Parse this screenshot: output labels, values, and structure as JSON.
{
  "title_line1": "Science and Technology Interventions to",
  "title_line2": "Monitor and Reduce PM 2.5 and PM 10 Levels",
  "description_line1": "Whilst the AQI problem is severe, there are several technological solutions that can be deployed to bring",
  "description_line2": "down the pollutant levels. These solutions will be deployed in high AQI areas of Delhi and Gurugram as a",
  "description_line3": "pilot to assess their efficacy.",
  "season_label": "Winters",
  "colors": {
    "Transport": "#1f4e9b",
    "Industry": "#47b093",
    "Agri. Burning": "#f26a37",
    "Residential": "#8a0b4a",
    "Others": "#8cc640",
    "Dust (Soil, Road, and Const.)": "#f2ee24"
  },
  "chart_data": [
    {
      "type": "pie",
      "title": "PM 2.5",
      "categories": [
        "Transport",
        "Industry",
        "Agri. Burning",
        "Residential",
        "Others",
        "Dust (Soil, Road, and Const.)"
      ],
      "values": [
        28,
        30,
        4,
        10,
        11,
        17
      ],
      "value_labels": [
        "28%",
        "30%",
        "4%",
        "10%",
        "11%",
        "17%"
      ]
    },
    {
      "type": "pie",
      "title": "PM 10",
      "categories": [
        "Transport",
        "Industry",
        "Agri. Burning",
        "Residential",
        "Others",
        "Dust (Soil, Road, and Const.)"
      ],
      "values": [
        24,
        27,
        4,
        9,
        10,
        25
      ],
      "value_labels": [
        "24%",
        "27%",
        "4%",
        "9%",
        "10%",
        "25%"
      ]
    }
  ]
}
□ □ □ □ □ □ □
WHAT IS ASKED: Return all of the data exactly as it reads.

CORRECT RESPONSE:
Parse this screenshot: output labels, values, and structure as JSON.
{
  "title_line1": "Science and Technology Interventions to",
  "title_line2": "Monitor and Reduce PM 2.5 and PM 10 Levels",
  "description_line1": "Whilst the AQI problem is severe, there are several technological solutions that can be deployed to bring",
  "description_line2": "down the pollutant levels. These solutions will be deployed in high AQI areas of Delhi and Gurugram as a",
  "description_line3": "pilot to assess their efficacy.",
  "season_label": "Winters",
  "colors": {
    "Transport": "#1f4e9b",
    "Industry": "#47b093",
    "Agri. Burning": "#f26a37",
    "Residential": "#8a0b4a",
    "Others": "#8cc640",
    "Dust (Soil, Road, and Const.)": "#f2ee24"
  },
  "chart_data": [
    {
      "type": "pie",
      "title": "PM 2.5",
      "categories": [
        "Transport",
        "Industry",
        "Agri. Burning",
        "Residential",
        "Others",
        "Dust (Soil, Road, and Const.)"
      ],
      "values": [
        28,
        30,
        4,
        10,
        11,
        17
      ],
      "value_labels": [
        "28%",
        "30%",
        "4%",
        "10%",
        "11%",
        "17%"
      ]
    },
    {
      "type": "pie",
      "title": "PM 10",
      "categories": [
        "Transport",
        "Industry",
        "Agri. Burning",
        "Residential",
        "Others",
        "Dust (Soil, Road, and Const.)"
      ],
      "values": [
        24,
        27,
        4,
        9,
        10,
        25
      ],
      "value_labels": [
        "24%",
        "27%",
        "4%",
        "9%",
        "10%",
        "25%"
      ]
    }
  ]
}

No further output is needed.